Directive =>
Work out how many lines hold the string "sektorns". Give that number and nothing more.

Collection entries:
___

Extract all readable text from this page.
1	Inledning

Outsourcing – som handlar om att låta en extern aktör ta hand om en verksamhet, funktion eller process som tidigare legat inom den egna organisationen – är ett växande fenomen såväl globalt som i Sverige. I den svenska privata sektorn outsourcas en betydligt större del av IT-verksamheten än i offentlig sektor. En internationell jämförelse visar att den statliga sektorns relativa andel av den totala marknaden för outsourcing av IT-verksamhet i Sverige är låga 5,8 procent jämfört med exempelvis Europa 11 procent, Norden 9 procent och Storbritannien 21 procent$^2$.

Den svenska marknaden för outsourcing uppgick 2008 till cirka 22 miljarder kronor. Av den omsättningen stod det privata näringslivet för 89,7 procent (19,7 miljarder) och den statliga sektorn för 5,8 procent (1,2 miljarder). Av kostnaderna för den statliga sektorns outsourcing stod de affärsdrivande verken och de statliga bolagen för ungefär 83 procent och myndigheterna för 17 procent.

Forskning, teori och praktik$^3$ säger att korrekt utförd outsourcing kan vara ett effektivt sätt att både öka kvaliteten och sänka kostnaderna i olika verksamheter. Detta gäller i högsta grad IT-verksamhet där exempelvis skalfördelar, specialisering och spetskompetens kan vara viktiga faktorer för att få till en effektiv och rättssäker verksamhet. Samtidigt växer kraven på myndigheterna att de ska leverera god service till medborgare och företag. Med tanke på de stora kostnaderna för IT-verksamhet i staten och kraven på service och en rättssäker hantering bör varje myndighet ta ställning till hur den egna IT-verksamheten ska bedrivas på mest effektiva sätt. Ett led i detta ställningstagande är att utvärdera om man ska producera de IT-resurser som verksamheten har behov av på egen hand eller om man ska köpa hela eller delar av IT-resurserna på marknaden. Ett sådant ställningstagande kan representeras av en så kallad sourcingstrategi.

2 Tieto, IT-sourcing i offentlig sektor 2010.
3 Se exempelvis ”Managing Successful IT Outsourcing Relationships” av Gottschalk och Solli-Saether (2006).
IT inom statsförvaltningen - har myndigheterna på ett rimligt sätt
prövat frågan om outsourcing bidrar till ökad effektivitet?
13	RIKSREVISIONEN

___

Solution to the problem =>
2